◆ **PROMPT**
Collect all lines from the records below that include the word "EFDR".

Entries from a dataset
★ ★ ★ ★ ★ ★ ★

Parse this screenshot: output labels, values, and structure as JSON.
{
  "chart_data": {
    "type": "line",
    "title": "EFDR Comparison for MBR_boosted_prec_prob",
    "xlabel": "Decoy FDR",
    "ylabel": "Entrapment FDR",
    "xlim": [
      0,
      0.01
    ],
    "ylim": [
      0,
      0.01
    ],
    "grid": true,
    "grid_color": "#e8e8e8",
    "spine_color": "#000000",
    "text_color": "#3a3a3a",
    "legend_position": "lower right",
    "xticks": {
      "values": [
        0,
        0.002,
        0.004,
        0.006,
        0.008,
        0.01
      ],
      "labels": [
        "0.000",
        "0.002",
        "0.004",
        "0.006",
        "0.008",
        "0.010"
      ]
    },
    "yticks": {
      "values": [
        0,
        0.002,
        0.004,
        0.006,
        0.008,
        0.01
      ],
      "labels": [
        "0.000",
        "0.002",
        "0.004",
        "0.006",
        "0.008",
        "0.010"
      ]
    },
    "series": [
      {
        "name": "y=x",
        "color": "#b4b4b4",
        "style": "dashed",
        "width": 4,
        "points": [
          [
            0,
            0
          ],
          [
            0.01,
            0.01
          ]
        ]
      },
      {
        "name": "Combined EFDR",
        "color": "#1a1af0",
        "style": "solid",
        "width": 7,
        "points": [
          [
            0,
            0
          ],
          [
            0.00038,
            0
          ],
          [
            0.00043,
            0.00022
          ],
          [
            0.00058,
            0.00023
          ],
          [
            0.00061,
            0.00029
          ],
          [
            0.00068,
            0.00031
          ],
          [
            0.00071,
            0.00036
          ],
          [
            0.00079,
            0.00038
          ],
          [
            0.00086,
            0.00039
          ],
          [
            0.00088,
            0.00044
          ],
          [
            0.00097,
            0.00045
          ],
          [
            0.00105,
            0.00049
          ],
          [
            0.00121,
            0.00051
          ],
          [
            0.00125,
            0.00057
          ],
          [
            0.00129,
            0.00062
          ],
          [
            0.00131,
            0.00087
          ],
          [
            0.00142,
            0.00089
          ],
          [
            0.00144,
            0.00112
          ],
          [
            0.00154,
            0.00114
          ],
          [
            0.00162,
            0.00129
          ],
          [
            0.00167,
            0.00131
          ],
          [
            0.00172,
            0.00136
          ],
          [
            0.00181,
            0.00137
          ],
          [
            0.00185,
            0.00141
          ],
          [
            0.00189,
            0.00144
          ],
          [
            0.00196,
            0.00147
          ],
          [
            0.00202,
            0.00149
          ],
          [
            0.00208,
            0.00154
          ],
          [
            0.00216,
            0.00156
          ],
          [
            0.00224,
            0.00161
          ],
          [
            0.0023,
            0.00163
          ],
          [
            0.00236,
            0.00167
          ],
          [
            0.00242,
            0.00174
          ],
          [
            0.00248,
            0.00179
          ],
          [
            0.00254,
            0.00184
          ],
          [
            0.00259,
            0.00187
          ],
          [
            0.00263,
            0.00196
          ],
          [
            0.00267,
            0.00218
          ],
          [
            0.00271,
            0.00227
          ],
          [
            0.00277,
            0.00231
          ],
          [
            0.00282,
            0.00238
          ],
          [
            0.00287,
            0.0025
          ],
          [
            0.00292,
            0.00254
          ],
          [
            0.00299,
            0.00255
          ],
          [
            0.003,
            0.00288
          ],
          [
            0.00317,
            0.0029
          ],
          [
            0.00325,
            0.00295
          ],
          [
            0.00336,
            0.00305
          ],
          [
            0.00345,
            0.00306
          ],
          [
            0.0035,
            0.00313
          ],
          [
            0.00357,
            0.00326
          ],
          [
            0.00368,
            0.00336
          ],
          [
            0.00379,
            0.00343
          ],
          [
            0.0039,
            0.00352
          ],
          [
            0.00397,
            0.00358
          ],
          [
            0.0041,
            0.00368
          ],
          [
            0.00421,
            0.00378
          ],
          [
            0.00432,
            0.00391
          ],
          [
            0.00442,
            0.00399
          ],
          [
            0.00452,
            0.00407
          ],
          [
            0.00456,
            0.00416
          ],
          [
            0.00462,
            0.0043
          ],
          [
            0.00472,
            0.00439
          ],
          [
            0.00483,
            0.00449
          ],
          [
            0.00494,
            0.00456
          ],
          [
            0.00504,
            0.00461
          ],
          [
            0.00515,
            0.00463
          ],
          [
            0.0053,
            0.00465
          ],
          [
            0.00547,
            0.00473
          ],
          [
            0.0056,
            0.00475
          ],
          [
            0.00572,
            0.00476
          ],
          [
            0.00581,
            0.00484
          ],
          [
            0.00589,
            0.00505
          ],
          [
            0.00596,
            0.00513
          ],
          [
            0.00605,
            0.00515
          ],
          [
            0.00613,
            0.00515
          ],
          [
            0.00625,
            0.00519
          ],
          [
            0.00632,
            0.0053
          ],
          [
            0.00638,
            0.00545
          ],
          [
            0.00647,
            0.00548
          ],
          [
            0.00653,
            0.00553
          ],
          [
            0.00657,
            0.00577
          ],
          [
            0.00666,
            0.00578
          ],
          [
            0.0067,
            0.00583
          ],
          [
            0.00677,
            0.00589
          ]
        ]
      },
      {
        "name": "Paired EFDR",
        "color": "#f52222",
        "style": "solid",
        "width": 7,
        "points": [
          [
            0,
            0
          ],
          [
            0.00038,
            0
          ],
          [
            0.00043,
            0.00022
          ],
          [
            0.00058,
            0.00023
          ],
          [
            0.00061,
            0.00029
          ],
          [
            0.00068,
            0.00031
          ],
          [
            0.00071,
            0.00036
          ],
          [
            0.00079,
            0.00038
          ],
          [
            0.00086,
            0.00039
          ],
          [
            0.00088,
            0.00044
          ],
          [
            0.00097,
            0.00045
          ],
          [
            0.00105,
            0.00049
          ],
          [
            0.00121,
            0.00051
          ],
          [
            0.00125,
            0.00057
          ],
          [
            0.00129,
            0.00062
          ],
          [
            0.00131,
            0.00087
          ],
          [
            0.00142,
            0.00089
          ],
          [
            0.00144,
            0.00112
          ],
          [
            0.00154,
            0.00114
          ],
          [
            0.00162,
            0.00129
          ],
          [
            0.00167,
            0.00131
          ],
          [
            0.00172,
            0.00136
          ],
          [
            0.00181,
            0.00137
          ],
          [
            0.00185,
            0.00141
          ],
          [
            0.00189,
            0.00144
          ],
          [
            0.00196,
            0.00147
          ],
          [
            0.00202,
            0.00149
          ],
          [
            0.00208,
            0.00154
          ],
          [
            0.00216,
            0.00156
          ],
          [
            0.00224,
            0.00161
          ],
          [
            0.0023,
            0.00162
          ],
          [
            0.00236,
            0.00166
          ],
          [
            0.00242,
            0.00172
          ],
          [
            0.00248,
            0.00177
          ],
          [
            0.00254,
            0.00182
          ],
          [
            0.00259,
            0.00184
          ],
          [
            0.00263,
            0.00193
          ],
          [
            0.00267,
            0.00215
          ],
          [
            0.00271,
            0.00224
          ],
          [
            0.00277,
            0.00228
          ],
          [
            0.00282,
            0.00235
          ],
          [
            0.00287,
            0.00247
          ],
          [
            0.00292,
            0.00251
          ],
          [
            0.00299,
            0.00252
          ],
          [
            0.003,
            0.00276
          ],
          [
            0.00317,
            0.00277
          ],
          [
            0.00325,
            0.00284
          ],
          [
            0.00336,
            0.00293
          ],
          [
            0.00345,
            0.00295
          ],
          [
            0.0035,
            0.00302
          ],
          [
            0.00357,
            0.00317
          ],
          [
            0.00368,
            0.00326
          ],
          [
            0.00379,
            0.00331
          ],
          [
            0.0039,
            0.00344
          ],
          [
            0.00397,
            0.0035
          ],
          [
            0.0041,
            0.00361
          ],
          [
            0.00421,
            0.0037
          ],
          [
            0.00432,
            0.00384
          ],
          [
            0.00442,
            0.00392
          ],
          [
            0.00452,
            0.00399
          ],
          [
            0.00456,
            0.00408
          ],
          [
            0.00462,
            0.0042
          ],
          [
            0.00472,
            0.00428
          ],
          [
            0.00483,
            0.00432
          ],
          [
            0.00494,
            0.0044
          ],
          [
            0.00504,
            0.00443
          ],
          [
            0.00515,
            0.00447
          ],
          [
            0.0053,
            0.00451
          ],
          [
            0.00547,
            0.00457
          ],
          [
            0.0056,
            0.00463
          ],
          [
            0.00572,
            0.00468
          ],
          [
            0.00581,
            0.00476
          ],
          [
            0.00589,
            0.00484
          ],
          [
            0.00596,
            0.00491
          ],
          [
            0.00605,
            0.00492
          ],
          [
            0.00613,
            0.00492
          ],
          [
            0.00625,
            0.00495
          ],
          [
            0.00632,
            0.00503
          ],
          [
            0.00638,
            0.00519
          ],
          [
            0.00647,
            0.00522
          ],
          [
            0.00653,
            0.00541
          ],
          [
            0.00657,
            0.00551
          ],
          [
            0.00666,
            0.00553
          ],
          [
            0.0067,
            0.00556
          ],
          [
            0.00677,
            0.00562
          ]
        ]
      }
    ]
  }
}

★ ★ ★ ★ ★ ★ ★

◆ **ANSWER TO THE EXERCISE**
    "title": "EFDR Comparison for MBR_boosted_prec_prob",
        "name": "Combined EFDR",
        "name": "Paired EFDR",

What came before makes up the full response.